What needs to be done
Say how many lines contain the word "Events". Only the number should be given.

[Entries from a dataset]
══════
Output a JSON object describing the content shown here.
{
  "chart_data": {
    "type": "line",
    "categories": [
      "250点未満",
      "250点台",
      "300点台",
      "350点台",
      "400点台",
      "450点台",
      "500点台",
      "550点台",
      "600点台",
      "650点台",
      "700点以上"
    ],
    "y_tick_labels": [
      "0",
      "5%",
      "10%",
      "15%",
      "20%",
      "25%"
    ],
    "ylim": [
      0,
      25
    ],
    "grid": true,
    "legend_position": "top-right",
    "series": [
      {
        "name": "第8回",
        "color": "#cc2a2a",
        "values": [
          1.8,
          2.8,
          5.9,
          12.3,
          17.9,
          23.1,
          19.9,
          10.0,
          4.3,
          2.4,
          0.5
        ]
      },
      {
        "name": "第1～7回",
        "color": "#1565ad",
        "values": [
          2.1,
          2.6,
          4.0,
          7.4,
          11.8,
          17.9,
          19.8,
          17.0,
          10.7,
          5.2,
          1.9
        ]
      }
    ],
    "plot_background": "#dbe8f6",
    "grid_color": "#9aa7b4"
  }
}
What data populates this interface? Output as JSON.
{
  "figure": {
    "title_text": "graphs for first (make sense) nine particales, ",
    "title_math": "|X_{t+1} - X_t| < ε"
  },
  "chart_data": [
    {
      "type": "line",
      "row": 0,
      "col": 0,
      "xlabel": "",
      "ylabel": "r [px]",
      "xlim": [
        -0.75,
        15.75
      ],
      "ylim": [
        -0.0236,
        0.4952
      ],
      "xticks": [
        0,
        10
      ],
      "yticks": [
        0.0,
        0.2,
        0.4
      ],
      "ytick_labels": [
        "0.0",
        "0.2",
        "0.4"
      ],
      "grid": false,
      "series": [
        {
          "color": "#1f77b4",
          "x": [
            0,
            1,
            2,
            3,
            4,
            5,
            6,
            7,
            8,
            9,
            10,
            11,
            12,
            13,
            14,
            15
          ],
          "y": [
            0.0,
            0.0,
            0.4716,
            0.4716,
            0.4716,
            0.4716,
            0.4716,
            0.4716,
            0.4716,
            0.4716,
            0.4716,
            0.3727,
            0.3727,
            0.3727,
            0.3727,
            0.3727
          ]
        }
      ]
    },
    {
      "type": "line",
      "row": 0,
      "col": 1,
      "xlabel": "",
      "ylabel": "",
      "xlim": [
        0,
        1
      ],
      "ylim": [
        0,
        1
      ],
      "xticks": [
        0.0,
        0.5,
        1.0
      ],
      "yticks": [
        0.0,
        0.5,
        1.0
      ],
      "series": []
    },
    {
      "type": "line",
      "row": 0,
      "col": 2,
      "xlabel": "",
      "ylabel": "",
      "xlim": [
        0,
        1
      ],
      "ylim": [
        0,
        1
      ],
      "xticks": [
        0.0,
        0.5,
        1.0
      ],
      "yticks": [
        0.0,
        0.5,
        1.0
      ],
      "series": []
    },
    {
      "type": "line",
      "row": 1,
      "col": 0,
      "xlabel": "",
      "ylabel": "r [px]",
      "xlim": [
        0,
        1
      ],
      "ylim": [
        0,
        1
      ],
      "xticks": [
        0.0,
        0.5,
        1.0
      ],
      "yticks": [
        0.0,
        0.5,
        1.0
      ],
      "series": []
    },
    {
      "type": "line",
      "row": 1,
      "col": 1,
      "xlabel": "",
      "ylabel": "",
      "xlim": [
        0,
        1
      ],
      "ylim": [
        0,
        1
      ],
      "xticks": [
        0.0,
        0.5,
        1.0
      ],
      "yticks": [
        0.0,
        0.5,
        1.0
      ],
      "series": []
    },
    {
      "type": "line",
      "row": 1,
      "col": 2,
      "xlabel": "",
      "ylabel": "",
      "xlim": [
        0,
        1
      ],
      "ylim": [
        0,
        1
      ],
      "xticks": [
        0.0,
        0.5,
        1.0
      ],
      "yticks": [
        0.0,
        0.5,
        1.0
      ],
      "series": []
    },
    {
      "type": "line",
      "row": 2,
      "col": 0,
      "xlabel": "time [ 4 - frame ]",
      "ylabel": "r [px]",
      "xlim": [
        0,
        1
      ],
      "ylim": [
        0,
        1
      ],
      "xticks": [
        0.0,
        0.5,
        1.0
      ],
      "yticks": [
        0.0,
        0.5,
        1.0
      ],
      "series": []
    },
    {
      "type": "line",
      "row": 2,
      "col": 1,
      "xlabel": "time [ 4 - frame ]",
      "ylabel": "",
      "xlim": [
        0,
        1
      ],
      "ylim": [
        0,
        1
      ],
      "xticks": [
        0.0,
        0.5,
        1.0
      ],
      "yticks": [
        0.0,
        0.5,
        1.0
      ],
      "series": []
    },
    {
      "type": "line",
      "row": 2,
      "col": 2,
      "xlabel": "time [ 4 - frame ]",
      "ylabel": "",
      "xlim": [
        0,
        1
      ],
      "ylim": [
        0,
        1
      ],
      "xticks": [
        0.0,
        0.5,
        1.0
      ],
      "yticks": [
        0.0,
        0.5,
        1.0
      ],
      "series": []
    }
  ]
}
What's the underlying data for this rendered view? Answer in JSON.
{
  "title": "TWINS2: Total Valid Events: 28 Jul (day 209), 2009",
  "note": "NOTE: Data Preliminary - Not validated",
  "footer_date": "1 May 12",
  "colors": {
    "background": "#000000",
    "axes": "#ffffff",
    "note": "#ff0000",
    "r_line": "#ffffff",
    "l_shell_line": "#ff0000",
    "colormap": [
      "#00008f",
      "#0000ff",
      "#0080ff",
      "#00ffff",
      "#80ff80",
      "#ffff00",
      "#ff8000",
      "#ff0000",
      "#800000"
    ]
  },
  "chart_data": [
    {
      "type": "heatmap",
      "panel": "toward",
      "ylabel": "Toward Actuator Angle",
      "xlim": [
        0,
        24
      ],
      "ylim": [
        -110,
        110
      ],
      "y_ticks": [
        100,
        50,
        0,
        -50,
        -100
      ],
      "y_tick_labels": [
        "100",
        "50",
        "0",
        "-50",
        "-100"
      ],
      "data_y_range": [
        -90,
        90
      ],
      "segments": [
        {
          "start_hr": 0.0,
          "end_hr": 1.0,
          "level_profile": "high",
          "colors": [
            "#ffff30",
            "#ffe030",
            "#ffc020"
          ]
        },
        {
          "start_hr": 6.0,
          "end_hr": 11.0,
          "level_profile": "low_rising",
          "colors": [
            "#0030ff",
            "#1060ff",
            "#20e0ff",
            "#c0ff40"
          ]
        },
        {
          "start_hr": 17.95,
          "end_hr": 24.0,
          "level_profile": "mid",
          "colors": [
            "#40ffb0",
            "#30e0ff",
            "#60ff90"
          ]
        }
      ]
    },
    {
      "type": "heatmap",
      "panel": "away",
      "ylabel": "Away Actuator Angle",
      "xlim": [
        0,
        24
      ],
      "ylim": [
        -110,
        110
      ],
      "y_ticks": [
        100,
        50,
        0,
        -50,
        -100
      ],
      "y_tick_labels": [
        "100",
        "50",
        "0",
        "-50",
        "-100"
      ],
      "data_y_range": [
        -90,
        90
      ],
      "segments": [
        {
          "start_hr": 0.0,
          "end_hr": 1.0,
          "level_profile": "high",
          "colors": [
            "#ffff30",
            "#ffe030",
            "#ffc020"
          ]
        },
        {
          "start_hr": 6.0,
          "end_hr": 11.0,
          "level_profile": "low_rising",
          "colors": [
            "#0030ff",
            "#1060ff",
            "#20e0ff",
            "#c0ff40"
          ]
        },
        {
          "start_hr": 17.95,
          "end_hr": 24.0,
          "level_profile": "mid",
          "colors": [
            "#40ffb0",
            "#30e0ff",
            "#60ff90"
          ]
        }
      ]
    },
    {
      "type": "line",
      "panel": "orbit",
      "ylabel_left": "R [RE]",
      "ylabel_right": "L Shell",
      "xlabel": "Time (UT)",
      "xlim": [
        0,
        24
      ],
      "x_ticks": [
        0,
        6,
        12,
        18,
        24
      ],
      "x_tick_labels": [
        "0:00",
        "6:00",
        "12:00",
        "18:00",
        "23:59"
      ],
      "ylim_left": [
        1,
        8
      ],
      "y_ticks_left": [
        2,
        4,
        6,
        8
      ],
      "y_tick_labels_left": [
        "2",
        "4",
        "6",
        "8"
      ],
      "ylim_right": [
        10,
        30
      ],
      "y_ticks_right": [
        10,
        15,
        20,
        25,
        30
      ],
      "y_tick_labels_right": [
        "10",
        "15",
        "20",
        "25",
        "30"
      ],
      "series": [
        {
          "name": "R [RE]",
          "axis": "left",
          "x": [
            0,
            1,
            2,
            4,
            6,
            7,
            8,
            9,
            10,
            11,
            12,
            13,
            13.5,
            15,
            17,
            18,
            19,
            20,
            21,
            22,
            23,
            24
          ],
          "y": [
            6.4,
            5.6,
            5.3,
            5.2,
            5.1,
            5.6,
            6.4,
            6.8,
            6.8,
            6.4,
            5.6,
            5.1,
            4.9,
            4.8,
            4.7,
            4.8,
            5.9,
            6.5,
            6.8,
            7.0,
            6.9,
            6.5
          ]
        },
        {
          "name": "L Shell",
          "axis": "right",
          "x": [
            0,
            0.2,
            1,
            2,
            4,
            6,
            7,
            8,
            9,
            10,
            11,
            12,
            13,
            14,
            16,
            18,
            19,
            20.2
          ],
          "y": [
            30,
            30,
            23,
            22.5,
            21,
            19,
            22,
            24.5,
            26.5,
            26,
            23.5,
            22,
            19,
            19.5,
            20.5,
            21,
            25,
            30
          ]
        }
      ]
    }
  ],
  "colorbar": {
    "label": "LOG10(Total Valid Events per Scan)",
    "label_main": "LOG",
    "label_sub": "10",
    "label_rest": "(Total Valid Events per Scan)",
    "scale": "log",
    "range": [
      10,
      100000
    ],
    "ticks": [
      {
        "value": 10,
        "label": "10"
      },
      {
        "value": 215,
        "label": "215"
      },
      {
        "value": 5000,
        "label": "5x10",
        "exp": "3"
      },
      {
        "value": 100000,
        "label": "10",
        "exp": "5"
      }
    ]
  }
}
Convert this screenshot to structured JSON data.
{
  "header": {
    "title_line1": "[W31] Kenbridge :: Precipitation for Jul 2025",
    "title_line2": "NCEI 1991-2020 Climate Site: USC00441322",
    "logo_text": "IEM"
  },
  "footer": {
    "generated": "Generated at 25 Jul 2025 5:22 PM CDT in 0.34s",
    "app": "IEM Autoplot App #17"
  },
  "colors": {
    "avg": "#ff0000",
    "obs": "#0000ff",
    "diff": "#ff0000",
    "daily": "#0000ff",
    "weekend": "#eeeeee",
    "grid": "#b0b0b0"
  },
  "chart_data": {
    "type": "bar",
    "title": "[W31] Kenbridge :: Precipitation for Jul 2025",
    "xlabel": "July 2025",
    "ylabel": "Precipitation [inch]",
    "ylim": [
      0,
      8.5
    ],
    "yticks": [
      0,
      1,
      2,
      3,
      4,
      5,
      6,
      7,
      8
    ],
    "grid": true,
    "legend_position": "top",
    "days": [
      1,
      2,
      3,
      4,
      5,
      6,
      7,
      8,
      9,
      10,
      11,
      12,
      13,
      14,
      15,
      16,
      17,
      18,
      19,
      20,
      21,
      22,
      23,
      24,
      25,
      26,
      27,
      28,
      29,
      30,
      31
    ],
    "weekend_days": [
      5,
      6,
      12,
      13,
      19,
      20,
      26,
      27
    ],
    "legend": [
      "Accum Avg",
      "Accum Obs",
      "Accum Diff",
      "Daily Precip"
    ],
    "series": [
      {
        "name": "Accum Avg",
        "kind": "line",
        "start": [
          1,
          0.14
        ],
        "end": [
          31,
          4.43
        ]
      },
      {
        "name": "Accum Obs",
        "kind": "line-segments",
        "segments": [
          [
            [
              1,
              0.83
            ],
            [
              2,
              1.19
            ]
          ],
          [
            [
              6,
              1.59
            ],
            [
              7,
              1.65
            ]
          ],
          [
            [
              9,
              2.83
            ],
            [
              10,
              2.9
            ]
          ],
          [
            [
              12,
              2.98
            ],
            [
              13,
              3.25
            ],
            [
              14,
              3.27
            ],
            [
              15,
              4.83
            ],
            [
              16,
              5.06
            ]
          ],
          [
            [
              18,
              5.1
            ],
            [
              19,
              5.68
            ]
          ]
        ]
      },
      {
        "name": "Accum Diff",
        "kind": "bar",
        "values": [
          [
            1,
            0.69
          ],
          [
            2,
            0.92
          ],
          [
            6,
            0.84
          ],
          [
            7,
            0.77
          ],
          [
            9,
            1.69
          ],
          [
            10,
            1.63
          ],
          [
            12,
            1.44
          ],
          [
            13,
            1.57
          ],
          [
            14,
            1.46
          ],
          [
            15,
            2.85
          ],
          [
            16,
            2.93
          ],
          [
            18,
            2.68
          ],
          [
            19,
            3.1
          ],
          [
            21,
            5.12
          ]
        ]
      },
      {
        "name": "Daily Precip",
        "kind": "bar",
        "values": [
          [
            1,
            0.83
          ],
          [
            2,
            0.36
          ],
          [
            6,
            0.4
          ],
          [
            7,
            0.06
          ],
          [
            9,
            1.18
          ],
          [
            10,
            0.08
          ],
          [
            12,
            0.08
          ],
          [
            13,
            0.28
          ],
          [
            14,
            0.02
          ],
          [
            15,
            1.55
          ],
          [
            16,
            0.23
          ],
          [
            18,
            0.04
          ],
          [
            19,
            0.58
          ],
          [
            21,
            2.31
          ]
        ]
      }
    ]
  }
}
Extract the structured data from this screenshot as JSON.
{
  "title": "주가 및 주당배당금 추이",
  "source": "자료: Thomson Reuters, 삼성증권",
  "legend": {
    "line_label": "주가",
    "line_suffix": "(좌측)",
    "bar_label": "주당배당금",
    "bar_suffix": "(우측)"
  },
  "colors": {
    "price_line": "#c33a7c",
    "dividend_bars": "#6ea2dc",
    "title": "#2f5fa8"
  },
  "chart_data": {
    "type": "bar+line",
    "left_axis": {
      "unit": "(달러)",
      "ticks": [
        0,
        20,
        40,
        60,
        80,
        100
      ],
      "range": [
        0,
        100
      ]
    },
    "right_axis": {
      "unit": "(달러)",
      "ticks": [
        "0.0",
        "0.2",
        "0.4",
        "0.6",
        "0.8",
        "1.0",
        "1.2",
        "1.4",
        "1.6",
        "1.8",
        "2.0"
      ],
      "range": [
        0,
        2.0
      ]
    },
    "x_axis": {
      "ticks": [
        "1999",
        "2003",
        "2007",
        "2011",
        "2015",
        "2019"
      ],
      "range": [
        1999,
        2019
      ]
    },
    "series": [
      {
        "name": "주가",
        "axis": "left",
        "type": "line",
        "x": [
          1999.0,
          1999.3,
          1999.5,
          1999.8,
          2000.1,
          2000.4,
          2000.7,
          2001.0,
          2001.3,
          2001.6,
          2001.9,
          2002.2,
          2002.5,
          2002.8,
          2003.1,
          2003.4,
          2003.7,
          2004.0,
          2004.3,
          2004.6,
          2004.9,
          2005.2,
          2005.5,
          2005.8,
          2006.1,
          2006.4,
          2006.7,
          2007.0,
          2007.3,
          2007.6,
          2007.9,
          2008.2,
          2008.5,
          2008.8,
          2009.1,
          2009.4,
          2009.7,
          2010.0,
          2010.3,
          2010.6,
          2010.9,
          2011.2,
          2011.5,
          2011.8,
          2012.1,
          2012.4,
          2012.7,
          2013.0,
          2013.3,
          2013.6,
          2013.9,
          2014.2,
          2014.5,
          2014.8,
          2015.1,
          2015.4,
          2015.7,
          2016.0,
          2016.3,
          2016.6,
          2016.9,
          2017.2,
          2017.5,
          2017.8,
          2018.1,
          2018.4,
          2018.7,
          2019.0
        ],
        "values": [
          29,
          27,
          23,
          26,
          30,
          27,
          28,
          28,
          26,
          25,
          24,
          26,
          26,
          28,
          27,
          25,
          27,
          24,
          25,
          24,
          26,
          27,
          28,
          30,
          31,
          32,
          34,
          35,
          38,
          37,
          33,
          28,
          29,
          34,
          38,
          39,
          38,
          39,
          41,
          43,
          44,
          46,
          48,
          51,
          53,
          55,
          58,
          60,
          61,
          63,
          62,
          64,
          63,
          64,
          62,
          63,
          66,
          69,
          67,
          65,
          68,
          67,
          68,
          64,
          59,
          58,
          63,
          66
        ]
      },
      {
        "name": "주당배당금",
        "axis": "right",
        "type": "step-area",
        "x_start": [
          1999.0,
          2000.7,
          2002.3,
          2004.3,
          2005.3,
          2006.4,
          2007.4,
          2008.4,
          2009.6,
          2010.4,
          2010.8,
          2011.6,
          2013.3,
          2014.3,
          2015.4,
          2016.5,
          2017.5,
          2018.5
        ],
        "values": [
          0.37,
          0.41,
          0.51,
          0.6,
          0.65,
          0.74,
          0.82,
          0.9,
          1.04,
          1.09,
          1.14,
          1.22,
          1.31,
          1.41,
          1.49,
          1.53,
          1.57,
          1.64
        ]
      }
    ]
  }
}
══════
Result of the exercise
3